» **Request**
Leave out the pictures, then reproduce the rest of the material exactly.

Start of Raw data

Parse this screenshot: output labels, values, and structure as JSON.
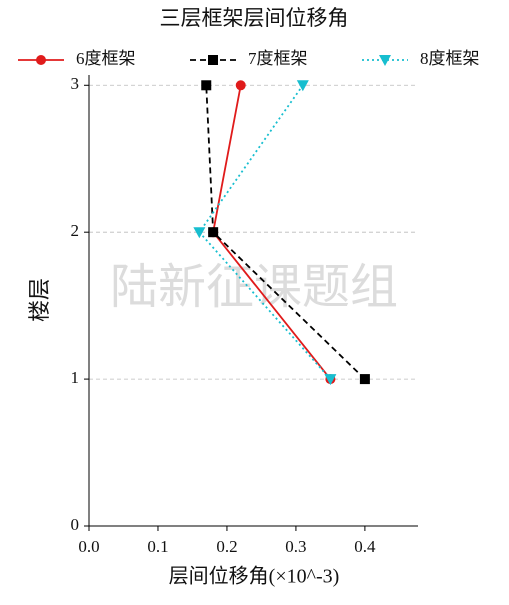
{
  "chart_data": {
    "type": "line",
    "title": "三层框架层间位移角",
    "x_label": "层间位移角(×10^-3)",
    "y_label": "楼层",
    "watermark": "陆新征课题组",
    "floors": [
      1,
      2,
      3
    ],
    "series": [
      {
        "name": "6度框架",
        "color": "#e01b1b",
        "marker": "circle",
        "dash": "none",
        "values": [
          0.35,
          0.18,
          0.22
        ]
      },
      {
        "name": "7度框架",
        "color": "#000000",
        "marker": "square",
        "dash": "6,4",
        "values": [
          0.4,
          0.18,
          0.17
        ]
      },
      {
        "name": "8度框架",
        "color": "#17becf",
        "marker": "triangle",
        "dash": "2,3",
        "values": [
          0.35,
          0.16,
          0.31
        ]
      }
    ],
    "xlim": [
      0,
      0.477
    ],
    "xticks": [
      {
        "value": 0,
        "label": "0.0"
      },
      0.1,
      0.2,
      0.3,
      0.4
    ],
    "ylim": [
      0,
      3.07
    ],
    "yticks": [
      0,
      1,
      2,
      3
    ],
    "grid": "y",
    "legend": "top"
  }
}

End of Raw data

» **Answer to the task**
Parse this screenshot: output labels, values, and structure as JSON.
{
  "chart_data": {
    "type": "line",
    "title": "三层框架层间位移角",
    "x_label": "层间位移角(×10^-3)",
    "y_label": "楼层",
    "watermark": "陆新征课题组",
    "floors": [
      1,
      2,
      3
    ],
    "series": [
      {
        "name": "6度框架",
        "color": "#e01b1b",
        "marker": "circle",
        "dash": "none",
        "values": [
          0.35,
          0.18,
          0.22
        ]
      },
      {
        "name": "7度框架",
        "color": "#000000",
        "marker": "square",
        "dash": "6,4",
        "values": [
          0.4,
          0.18,
          0.17
        ]
      },
      {
        "name": "8度框架",
        "color": "#17becf",
        "marker": "triangle",
        "dash": "2,3",
        "values": [
          0.35,
          0.16,
          0.31
        ]
      }
    ],
    "xlim": [
      0,
      0.477
    ],
    "xticks": [
      {
        "value": 0,
        "label": "0.0"
      },
      0.1,
      0.2,
      0.3,
      0.4
    ],
    "ylim": [
      0,
      3.07
    ],
    "yticks": [
      0,
      1,
      2,
      3
    ],
    "grid": "y",
    "legend": "top"
  }
}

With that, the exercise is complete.